* begin Material shown *

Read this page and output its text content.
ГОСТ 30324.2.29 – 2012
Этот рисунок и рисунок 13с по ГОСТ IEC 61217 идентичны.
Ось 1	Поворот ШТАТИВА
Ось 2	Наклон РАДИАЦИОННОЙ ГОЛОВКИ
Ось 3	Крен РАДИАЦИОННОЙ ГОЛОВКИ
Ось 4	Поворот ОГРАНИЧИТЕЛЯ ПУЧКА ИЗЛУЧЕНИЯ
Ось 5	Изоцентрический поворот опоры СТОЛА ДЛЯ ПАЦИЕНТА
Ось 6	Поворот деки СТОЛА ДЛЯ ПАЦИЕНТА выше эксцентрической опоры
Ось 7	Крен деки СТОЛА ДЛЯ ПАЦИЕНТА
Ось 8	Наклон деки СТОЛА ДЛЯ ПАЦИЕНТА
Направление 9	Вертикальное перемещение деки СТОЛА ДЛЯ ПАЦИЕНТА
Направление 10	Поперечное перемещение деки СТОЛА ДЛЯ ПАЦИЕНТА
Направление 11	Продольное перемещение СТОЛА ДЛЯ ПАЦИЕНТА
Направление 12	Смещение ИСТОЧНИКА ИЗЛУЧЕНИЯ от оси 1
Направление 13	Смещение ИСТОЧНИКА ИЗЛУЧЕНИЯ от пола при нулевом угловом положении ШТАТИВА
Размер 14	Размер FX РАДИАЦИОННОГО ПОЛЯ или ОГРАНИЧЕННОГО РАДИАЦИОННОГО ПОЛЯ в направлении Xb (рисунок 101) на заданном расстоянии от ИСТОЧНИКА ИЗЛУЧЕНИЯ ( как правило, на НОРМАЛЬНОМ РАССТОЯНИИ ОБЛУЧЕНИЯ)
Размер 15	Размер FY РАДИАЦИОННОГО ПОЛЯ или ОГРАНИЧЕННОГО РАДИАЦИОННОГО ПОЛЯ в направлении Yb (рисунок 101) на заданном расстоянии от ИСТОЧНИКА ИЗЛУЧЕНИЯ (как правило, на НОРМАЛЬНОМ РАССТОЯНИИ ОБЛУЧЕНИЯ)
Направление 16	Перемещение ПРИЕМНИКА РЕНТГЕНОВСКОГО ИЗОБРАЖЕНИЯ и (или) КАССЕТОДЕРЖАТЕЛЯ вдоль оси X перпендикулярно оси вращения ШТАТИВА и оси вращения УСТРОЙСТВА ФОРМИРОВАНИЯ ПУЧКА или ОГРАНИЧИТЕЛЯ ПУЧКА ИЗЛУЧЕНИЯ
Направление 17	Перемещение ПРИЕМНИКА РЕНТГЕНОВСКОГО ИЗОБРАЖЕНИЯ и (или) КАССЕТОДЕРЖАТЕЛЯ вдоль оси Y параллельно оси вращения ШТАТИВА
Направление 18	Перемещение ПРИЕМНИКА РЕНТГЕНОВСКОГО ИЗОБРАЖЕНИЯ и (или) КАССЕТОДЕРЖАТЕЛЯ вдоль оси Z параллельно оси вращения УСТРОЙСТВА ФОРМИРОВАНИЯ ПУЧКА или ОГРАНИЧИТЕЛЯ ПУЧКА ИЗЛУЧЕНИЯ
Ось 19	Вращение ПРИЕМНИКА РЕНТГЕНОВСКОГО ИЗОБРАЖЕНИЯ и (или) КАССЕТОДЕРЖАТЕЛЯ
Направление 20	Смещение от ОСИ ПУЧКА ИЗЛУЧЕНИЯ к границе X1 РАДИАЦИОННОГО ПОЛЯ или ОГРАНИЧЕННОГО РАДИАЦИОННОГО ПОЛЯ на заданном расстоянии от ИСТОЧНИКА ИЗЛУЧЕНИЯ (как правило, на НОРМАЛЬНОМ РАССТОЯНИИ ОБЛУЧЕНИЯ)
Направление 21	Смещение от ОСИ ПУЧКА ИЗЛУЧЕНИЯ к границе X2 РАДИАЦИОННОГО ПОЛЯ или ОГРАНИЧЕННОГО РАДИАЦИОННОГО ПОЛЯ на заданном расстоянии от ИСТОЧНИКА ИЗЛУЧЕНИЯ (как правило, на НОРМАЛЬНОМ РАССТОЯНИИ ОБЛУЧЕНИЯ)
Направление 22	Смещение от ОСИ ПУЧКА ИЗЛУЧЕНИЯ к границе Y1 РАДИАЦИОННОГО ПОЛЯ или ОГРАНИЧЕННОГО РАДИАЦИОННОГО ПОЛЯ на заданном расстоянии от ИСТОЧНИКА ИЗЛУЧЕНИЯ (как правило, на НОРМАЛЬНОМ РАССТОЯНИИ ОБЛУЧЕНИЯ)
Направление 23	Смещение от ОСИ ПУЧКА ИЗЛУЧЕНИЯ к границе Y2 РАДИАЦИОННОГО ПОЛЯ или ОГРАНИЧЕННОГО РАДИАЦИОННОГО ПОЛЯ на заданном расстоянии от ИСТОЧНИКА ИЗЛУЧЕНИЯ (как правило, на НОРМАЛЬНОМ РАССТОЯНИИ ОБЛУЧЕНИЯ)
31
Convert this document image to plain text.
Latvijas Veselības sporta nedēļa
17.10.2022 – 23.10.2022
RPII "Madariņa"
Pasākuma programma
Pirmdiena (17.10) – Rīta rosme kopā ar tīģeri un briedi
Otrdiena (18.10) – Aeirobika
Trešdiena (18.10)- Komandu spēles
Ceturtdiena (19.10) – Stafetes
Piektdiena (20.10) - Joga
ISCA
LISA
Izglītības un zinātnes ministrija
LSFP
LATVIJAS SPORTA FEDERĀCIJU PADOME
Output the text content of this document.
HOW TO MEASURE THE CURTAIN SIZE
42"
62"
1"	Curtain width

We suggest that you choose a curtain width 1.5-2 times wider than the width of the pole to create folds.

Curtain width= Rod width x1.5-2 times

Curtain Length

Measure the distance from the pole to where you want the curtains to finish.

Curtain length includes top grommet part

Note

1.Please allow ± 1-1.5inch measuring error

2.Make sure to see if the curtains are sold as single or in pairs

* end Material shown *

- _Task to carry out_: The required output is the number of lines containing the word "РАССТОЯНИИ", and nothing besides.

- _The reply_: 6